**Problem requirements**
Extract and list every line that contains the word "structured".

.....

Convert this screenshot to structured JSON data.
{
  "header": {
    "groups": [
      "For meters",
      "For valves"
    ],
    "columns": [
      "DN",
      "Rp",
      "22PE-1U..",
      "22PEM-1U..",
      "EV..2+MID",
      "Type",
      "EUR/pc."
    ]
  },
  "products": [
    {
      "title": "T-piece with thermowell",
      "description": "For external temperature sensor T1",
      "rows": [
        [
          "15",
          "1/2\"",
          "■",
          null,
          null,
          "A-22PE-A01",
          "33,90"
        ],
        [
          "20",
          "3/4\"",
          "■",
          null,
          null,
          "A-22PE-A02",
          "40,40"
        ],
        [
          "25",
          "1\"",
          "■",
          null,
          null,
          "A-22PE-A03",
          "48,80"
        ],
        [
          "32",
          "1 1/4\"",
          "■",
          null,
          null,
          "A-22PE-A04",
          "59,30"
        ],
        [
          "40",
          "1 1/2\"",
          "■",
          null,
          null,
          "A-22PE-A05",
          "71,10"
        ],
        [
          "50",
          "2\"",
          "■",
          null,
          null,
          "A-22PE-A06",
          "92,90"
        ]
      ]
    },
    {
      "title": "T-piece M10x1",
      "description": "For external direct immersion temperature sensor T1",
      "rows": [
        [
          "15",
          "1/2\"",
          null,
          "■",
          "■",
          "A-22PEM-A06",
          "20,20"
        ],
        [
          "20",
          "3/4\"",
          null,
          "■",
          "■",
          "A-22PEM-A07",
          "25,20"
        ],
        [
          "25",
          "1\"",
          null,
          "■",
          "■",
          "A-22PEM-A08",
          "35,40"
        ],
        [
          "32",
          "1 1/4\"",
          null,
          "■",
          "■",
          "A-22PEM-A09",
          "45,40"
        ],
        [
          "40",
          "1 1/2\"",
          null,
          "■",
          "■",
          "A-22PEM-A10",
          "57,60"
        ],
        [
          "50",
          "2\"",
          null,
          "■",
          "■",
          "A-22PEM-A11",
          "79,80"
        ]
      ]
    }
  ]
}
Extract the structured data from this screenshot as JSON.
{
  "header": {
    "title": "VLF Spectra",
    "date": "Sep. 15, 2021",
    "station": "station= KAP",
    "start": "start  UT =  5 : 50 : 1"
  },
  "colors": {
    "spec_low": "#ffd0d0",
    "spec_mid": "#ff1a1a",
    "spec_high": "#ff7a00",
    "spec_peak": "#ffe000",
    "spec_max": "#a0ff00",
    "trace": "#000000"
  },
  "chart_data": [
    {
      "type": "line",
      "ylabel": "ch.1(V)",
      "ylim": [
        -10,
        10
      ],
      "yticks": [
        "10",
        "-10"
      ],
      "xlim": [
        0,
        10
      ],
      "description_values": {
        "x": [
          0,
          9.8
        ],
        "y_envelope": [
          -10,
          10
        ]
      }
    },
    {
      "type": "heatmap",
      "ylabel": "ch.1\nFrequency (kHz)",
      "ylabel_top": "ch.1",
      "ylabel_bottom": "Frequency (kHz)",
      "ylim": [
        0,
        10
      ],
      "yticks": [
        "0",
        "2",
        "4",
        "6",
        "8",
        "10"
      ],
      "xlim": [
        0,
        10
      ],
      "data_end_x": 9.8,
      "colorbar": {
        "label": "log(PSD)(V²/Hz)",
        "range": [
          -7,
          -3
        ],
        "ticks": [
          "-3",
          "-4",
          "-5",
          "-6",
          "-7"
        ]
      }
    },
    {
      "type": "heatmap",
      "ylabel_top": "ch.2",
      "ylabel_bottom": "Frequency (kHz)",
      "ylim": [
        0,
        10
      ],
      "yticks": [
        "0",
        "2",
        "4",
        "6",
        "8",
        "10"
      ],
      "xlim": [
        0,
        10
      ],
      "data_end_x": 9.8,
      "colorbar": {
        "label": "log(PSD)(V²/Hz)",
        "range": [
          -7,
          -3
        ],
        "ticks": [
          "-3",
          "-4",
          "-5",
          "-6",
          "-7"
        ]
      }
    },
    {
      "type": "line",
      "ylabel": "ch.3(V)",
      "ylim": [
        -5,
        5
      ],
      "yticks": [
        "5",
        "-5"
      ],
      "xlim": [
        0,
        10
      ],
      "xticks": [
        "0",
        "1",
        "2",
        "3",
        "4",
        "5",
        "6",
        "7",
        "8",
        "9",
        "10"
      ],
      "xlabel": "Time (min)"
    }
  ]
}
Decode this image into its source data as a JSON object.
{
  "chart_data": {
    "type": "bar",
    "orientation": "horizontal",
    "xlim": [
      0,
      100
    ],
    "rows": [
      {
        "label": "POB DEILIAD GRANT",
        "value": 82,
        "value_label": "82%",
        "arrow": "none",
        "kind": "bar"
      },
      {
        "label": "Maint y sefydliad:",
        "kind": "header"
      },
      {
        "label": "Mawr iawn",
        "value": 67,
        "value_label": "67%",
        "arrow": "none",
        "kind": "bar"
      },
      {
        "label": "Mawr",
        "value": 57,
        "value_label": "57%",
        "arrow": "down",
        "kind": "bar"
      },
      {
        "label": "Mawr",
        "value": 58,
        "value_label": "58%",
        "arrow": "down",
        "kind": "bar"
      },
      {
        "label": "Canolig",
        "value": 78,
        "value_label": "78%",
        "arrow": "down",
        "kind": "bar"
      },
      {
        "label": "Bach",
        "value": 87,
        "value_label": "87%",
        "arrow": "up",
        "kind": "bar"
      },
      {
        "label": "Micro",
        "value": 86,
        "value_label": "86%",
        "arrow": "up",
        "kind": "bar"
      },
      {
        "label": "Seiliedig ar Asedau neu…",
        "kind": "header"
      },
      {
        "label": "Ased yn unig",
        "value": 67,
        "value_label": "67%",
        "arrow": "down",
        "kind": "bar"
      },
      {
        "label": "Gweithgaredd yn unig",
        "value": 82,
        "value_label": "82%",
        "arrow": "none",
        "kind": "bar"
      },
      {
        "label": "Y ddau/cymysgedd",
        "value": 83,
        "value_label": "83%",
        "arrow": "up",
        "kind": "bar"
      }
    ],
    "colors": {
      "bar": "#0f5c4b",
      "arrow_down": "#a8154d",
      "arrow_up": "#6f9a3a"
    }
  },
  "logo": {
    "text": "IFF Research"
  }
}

.....

**The result**
Convert this screenshot to structured JSON data.
Extract the structured data from this screenshot as JSON.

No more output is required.